EXERCISE INSTRUCTIONS → Show all lines that include the string "solutions"; copy each one.

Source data
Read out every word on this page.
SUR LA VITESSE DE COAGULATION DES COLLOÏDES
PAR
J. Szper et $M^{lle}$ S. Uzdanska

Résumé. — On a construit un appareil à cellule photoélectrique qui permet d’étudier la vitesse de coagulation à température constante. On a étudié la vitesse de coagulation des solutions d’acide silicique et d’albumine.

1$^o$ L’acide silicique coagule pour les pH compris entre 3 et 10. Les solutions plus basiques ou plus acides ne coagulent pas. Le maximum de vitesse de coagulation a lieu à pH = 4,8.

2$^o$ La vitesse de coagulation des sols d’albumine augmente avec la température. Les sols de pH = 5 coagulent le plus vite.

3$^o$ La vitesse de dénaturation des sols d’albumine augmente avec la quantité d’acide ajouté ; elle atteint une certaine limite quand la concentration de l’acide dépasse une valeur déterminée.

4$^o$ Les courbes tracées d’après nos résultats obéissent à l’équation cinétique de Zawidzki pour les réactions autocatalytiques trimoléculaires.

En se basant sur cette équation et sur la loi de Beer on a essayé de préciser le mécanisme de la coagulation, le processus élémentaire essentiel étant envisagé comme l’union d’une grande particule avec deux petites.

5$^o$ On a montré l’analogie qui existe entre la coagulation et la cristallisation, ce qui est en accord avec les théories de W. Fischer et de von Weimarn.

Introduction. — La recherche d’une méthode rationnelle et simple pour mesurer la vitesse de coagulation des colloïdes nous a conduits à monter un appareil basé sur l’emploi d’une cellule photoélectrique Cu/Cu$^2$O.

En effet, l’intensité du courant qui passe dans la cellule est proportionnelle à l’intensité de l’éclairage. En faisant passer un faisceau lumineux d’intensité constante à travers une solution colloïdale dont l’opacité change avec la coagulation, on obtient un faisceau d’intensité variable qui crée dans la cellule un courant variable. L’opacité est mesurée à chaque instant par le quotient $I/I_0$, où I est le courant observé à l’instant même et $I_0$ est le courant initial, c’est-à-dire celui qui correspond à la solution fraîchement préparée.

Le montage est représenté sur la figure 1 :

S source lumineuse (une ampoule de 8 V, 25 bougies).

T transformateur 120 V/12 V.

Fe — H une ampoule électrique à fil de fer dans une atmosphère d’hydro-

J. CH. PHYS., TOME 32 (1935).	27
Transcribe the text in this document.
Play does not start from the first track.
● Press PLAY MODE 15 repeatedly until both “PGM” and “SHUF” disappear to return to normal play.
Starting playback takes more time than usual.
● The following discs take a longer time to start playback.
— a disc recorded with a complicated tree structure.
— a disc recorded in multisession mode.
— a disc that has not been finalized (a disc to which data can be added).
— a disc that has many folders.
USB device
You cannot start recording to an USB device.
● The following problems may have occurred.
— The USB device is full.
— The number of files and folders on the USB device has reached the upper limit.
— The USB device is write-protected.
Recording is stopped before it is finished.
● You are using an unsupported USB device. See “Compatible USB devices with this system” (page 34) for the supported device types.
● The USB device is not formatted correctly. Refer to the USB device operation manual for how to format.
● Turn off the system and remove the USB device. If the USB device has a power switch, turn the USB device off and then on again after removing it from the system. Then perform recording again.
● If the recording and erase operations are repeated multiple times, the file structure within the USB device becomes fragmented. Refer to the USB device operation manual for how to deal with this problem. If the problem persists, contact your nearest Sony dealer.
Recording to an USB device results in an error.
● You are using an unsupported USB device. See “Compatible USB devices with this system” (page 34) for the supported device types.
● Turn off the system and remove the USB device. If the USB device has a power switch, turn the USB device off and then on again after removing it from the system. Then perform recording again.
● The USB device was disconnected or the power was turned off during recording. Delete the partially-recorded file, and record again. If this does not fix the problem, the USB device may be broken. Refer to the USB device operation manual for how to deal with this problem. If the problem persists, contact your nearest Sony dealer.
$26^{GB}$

RESULT OF THIS TASK →
Résumé. — On a construit un appareil à cellule photoélectrique qui permet d’étudier la vitesse de coagulation à température constante. On a étudié la vitesse de coagulation des solutions d’acide silicique et d’albumine.
1$^o$ L’acide silicique coagule pour les pH compris entre 3 et 10. Les solutions plus basiques ou plus acides ne coagulent pas. Le maximum de vitesse de coagulation a lieu à pH = 4,8.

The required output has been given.